(Dataset items)
= = =

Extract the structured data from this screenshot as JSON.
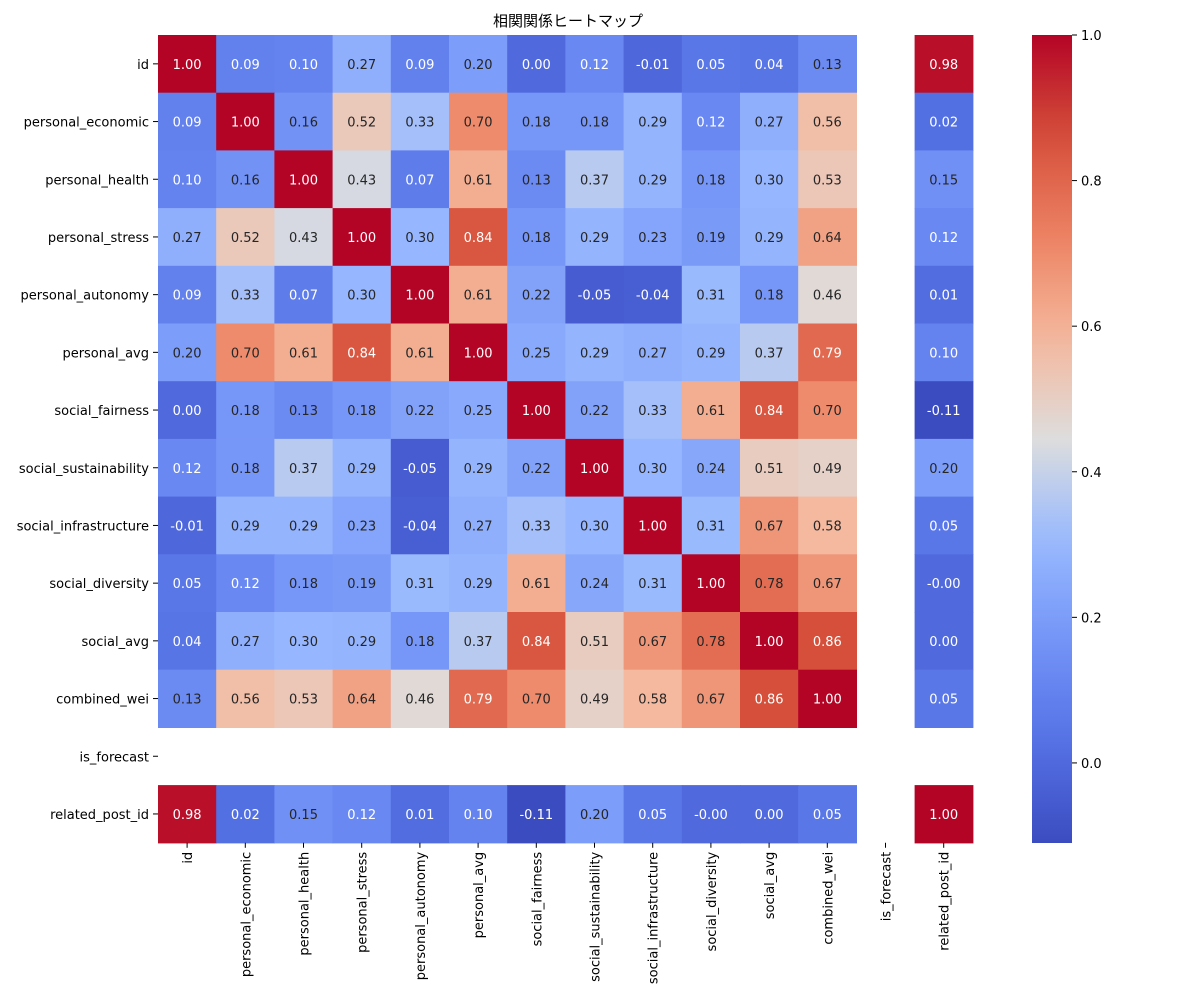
{
  "chart_data": {
    "type": "heatmap",
    "title": "相関関係ヒートマップ",
    "colormap": "coolwarm",
    "vmin": -0.11,
    "vmax": 1.0,
    "row_labels": [
      "id",
      "personal_economic",
      "personal_health",
      "personal_stress",
      "personal_autonomy",
      "personal_avg",
      "social_fairness",
      "social_sustainability",
      "social_infrastructure",
      "social_diversity",
      "social_avg",
      "combined_wei",
      "is_forecast",
      "related_post_id"
    ],
    "col_labels": [
      "id",
      "personal_economic",
      "personal_health",
      "personal_stress",
      "personal_autonomy",
      "personal_avg",
      "social_fairness",
      "social_sustainability",
      "social_infrastructure",
      "social_diversity",
      "social_avg",
      "combined_wei",
      "is_forecast",
      "related_post_id"
    ],
    "values": [
      [
        1.0,
        0.09,
        0.1,
        0.27,
        0.09,
        0.2,
        0.0,
        0.12,
        -0.01,
        0.05,
        0.04,
        0.13,
        null,
        0.98
      ],
      [
        0.09,
        1.0,
        0.16,
        0.52,
        0.33,
        0.7,
        0.18,
        0.18,
        0.29,
        0.12,
        0.27,
        0.56,
        null,
        0.02
      ],
      [
        0.1,
        0.16,
        1.0,
        0.43,
        0.07,
        0.61,
        0.13,
        0.37,
        0.29,
        0.18,
        0.3,
        0.53,
        null,
        0.15
      ],
      [
        0.27,
        0.52,
        0.43,
        1.0,
        0.3,
        0.84,
        0.18,
        0.29,
        0.23,
        0.19,
        0.29,
        0.64,
        null,
        0.12
      ],
      [
        0.09,
        0.33,
        0.07,
        0.3,
        1.0,
        0.61,
        0.22,
        -0.05,
        -0.04,
        0.31,
        0.18,
        0.46,
        null,
        0.01
      ],
      [
        0.2,
        0.7,
        0.61,
        0.84,
        0.61,
        1.0,
        0.25,
        0.29,
        0.27,
        0.29,
        0.37,
        0.79,
        null,
        0.1
      ],
      [
        0.0,
        0.18,
        0.13,
        0.18,
        0.22,
        0.25,
        1.0,
        0.22,
        0.33,
        0.61,
        0.84,
        0.7,
        null,
        -0.11
      ],
      [
        0.12,
        0.18,
        0.37,
        0.29,
        -0.05,
        0.29,
        0.22,
        1.0,
        0.3,
        0.24,
        0.51,
        0.49,
        null,
        0.2
      ],
      [
        -0.01,
        0.29,
        0.29,
        0.23,
        -0.04,
        0.27,
        0.33,
        0.3,
        1.0,
        0.31,
        0.67,
        0.58,
        null,
        0.05
      ],
      [
        0.05,
        0.12,
        0.18,
        0.19,
        0.31,
        0.29,
        0.61,
        0.24,
        0.31,
        1.0,
        0.78,
        0.67,
        null,
        "-0.00"
      ],
      [
        0.04,
        0.27,
        0.3,
        0.29,
        0.18,
        0.37,
        0.84,
        0.51,
        0.67,
        0.78,
        1.0,
        0.86,
        null,
        0.0
      ],
      [
        0.13,
        0.56,
        0.53,
        0.64,
        0.46,
        0.79,
        0.7,
        0.49,
        0.58,
        0.67,
        0.86,
        1.0,
        null,
        0.05
      ],
      [
        null,
        null,
        null,
        null,
        null,
        null,
        null,
        null,
        null,
        null,
        null,
        null,
        null,
        null
      ],
      [
        0.98,
        0.02,
        0.15,
        0.12,
        0.01,
        0.1,
        -0.11,
        0.2,
        0.05,
        "-0.00",
        0.0,
        0.05,
        null,
        1.0
      ]
    ],
    "colorbar": {
      "ticks": [
        0.0,
        0.2,
        0.4,
        0.6,
        0.8,
        1.0
      ],
      "tick_labels": [
        "0.0",
        "0.2",
        "0.4",
        "0.6",
        "0.8",
        "1.0"
      ]
    }
  }
}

= = =

What is being asked
Repeat the listing in full and exactly. Leave any pictures out.

Answer in full
Extract the structured data from this screenshot as JSON.
{
  "chart_data": {
    "type": "heatmap",
    "title": "相関関係ヒートマップ",
    "colormap": "coolwarm",
    "vmin": -0.11,
    "vmax": 1.0,
    "row_labels": [
      "id",
      "personal_economic",
      "personal_health",
      "personal_stress",
      "personal_autonomy",
      "personal_avg",
      "social_fairness",
      "social_sustainability",
      "social_infrastructure",
      "social_diversity",
      "social_avg",
      "combined_wei",
      "is_forecast",
      "related_post_id"
    ],
    "col_labels": [
      "id",
      "personal_economic",
      "personal_health",
      "personal_stress",
      "personal_autonomy",
      "personal_avg",
      "social_fairness",
      "social_sustainability",
      "social_infrastructure",
      "social_diversity",
      "social_avg",
      "combined_wei",
      "is_forecast",
      "related_post_id"
    ],
    "values": [
      [
        1.0,
        0.09,
        0.1,
        0.27,
        0.09,
        0.2,
        0.0,
        0.12,
        -0.01,
        0.05,
        0.04,
        0.13,
        null,
        0.98
      ],
      [
        0.09,
        1.0,
        0.16,
        0.52,
        0.33,
        0.7,
        0.18,
        0.18,
        0.29,
        0.12,
        0.27,
        0.56,
        null,
        0.02
      ],
      [
        0.1,
        0.16,
        1.0,
        0.43,
        0.07,
        0.61,
        0.13,
        0.37,
        0.29,
        0.18,
        0.3,
        0.53,
        null,
        0.15
      ],
      [
        0.27,
        0.52,
        0.43,
        1.0,
        0.3,
        0.84,
        0.18,
        0.29,
        0.23,
        0.19,
        0.29,
        0.64,
        null,
        0.12
      ],
      [
        0.09,
        0.33,
        0.07,
        0.3,
        1.0,
        0.61,
        0.22,
        -0.05,
        -0.04,
        0.31,
        0.18,
        0.46,
        null,
        0.01
      ],
      [
        0.2,
        0.7,
        0.61,
        0.84,
        0.61,
        1.0,
        0.25,
        0.29,
        0.27,
        0.29,
        0.37,
        0.79,
        null,
        0.1
      ],
      [
        0.0,
        0.18,
        0.13,
        0.18,
        0.22,
        0.25,
        1.0,
        0.22,
        0.33,
        0.61,
        0.84,
        0.7,
        null,
        -0.11
      ],
      [
        0.12,
        0.18,
        0.37,
        0.29,
        -0.05,
        0.29,
        0.22,
        1.0,
        0.3,
        0.24,
        0.51,
        0.49,
        null,
        0.2
      ],
      [
        -0.01,
        0.29,
        0.29,
        0.23,
        -0.04,
        0.27,
        0.33,
        0.3,
        1.0,
        0.31,
        0.67,
        0.58,
        null,
        0.05
      ],
      [
        0.05,
        0.12,
        0.18,
        0.19,
        0.31,
        0.29,
        0.61,
        0.24,
        0.31,
        1.0,
        0.78,
        0.67,
        null,
        "-0.00"
      ],
      [
        0.04,
        0.27,
        0.3,
        0.29,
        0.18,
        0.37,
        0.84,
        0.51,
        0.67,
        0.78,
        1.0,
        0.86,
        null,
        0.0
      ],
      [
        0.13,
        0.56,
        0.53,
        0.64,
        0.46,
        0.79,
        0.7,
        0.49,
        0.58,
        0.67,
        0.86,
        1.0,
        null,
        0.05
      ],
      [
        null,
        null,
        null,
        null,
        null,
        null,
        null,
        null,
        null,
        null,
        null,
        null,
        null,
        null
      ],
      [
        0.98,
        0.02,
        0.15,
        0.12,
        0.01,
        0.1,
        -0.11,
        0.2,
        0.05,
        "-0.00",
        0.0,
        0.05,
        null,
        1.0
      ]
    ],
    "colorbar": {
      "ticks": [
        0.0,
        0.2,
        0.4,
        0.6,
        0.8,
        1.0
      ],
      "tick_labels": [
        "0.0",
        "0.2",
        "0.4",
        "0.6",
        "0.8",
        "1.0"
      ]
    }
  }
}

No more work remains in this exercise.